# Given exercise
Please give the listing again in its entirety, exactly as written.

·····

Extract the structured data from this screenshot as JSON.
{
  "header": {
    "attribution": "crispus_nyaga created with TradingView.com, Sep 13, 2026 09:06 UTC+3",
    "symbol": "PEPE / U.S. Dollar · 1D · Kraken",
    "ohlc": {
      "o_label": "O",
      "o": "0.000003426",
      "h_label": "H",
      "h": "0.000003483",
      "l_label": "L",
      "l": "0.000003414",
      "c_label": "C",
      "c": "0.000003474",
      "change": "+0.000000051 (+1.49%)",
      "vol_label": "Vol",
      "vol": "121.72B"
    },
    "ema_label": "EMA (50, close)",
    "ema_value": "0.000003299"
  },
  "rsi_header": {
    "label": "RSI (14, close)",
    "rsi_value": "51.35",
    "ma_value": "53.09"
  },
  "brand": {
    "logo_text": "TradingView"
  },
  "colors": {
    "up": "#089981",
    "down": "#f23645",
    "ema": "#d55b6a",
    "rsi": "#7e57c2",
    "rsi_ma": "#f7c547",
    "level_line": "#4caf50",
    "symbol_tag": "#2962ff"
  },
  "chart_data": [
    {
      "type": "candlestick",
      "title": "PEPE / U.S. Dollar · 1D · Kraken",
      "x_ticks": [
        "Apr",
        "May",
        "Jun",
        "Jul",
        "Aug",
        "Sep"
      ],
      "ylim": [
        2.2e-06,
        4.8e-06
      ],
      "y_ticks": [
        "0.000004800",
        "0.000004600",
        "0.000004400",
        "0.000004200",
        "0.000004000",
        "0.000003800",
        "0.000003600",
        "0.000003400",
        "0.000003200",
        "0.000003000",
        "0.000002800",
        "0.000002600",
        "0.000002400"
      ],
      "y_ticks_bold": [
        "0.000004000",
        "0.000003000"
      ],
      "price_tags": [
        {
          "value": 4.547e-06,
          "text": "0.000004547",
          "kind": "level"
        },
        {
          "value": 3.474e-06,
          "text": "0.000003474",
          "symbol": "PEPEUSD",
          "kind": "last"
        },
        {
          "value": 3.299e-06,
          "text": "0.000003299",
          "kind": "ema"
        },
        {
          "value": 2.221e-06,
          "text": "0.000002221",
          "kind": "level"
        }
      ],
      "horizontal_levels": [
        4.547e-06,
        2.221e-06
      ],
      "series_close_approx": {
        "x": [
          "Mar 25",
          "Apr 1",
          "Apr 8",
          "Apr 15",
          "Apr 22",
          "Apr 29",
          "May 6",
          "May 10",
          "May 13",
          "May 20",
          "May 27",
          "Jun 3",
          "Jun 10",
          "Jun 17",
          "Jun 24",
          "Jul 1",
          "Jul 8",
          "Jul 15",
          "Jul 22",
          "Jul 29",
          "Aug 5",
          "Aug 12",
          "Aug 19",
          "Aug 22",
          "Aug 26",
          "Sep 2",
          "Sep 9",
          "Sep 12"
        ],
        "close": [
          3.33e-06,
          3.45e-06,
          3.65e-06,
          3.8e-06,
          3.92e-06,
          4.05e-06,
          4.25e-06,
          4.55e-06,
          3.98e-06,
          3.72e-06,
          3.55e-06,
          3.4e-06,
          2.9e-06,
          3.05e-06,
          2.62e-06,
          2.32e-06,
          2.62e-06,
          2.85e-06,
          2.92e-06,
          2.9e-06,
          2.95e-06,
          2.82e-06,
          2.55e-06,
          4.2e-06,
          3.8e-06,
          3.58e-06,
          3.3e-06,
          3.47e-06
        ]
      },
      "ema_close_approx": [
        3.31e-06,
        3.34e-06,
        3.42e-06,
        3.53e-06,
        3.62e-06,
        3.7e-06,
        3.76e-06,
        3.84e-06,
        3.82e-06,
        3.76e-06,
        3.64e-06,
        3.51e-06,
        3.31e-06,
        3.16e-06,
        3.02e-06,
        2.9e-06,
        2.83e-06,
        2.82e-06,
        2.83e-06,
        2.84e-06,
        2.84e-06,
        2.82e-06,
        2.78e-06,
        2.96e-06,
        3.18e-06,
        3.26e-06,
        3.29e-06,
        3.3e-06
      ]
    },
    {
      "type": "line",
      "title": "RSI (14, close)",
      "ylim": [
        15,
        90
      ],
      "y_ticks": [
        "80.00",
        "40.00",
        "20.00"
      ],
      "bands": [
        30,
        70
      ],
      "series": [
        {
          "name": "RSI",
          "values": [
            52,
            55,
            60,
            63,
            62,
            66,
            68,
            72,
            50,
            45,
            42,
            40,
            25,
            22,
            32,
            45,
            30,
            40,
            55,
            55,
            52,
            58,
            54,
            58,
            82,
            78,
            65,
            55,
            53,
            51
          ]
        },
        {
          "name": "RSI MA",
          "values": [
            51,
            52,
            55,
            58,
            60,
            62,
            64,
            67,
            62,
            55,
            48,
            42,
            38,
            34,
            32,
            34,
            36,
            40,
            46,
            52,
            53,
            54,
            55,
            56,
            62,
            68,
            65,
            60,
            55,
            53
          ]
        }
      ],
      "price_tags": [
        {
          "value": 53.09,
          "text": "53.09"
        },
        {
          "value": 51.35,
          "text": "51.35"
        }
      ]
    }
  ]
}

·····

# Final answer
Extract the structured data from this screenshot as JSON.
{
  "header": {
    "attribution": "crispus_nyaga created with TradingView.com, Sep 13, 2026 09:06 UTC+3",
    "symbol": "PEPE / U.S. Dollar · 1D · Kraken",
    "ohlc": {
      "o_label": "O",
      "o": "0.000003426",
      "h_label": "H",
      "h": "0.000003483",
      "l_label": "L",
      "l": "0.000003414",
      "c_label": "C",
      "c": "0.000003474",
      "change": "+0.000000051 (+1.49%)",
      "vol_label": "Vol",
      "vol": "121.72B"
    },
    "ema_label": "EMA (50, close)",
    "ema_value": "0.000003299"
  },
  "rsi_header": {
    "label": "RSI (14, close)",
    "rsi_value": "51.35",
    "ma_value": "53.09"
  },
  "brand": {
    "logo_text": "TradingView"
  },
  "colors": {
    "up": "#089981",
    "down": "#f23645",
    "ema": "#d55b6a",
    "rsi": "#7e57c2",
    "rsi_ma": "#f7c547",
    "level_line": "#4caf50",
    "symbol_tag": "#2962ff"
  },
  "chart_data": [
    {
      "type": "candlestick",
      "title": "PEPE / U.S. Dollar · 1D · Kraken",
      "x_ticks": [
        "Apr",
        "May",
        "Jun",
        "Jul",
        "Aug",
        "Sep"
      ],
      "ylim": [
        2.2e-06,
        4.8e-06
      ],
      "y_ticks": [
        "0.000004800",
        "0.000004600",
        "0.000004400",
        "0.000004200",
        "0.000004000",
        "0.000003800",
        "0.000003600",
        "0.000003400",
        "0.000003200",
        "0.000003000",
        "0.000002800",
        "0.000002600",
        "0.000002400"
      ],
      "y_ticks_bold": [
        "0.000004000",
        "0.000003000"
      ],
      "price_tags": [
        {
          "value": 4.547e-06,
          "text": "0.000004547",
          "kind": "level"
        },
        {
          "value": 3.474e-06,
          "text": "0.000003474",
          "symbol": "PEPEUSD",
          "kind": "last"
        },
        {
          "value": 3.299e-06,
          "text": "0.000003299",
          "kind": "ema"
        },
        {
          "value": 2.221e-06,
          "text": "0.000002221",
          "kind": "level"
        }
      ],
      "horizontal_levels": [
        4.547e-06,
        2.221e-06
      ],
      "series_close_approx": {
        "x": [
          "Mar 25",
          "Apr 1",
          "Apr 8",
          "Apr 15",
          "Apr 22",
          "Apr 29",
          "May 6",
          "May 10",
          "May 13",
          "May 20",
          "May 27",
          "Jun 3",
          "Jun 10",
          "Jun 17",
          "Jun 24",
          "Jul 1",
          "Jul 8",
          "Jul 15",
          "Jul 22",
          "Jul 29",
          "Aug 5",
          "Aug 12",
          "Aug 19",
          "Aug 22",
          "Aug 26",
          "Sep 2",
          "Sep 9",
          "Sep 12"
        ],
        "close": [
          3.33e-06,
          3.45e-06,
          3.65e-06,
          3.8e-06,
          3.92e-06,
          4.05e-06,
          4.25e-06,
          4.55e-06,
          3.98e-06,
          3.72e-06,
          3.55e-06,
          3.4e-06,
          2.9e-06,
          3.05e-06,
          2.62e-06,
          2.32e-06,
          2.62e-06,
          2.85e-06,
          2.92e-06,
          2.9e-06,
          2.95e-06,
          2.82e-06,
          2.55e-06,
          4.2e-06,
          3.8e-06,
          3.58e-06,
          3.3e-06,
          3.47e-06
        ]
      },
      "ema_close_approx": [
        3.31e-06,
        3.34e-06,
        3.42e-06,
        3.53e-06,
        3.62e-06,
        3.7e-06,
        3.76e-06,
        3.84e-06,
        3.82e-06,
        3.76e-06,
        3.64e-06,
        3.51e-06,
        3.31e-06,
        3.16e-06,
        3.02e-06,
        2.9e-06,
        2.83e-06,
        2.82e-06,
        2.83e-06,
        2.84e-06,
        2.84e-06,
        2.82e-06,
        2.78e-06,
        2.96e-06,
        3.18e-06,
        3.26e-06,
        3.29e-06,
        3.3e-06
      ]
    },
    {
      "type": "line",
      "title": "RSI (14, close)",
      "ylim": [
        15,
        90
      ],
      "y_ticks": [
        "80.00",
        "40.00",
        "20.00"
      ],
      "bands": [
        30,
        70
      ],
      "series": [
        {
          "name": "RSI",
          "values": [
            52,
            55,
            60,
            63,
            62,
            66,
            68,
            72,
            50,
            45,
            42,
            40,
            25,
            22,
            32,
            45,
            30,
            40,
            55,
            55,
            52,
            58,
            54,
            58,
            82,
            78,
            65,
            55,
            53,
            51
          ]
        },
        {
          "name": "RSI MA",
          "values": [
            51,
            52,
            55,
            58,
            60,
            62,
            64,
            67,
            62,
            55,
            48,
            42,
            38,
            34,
            32,
            34,
            36,
            40,
            46,
            52,
            53,
            54,
            55,
            56,
            62,
            68,
            65,
            60,
            55,
            53
          ]
        }
      ],
      "price_tags": [
        {
          "value": 53.09,
          "text": "53.09"
        },
        {
          "value": 51.35,
          "text": "51.35"
        }
      ]
    }
  ]
}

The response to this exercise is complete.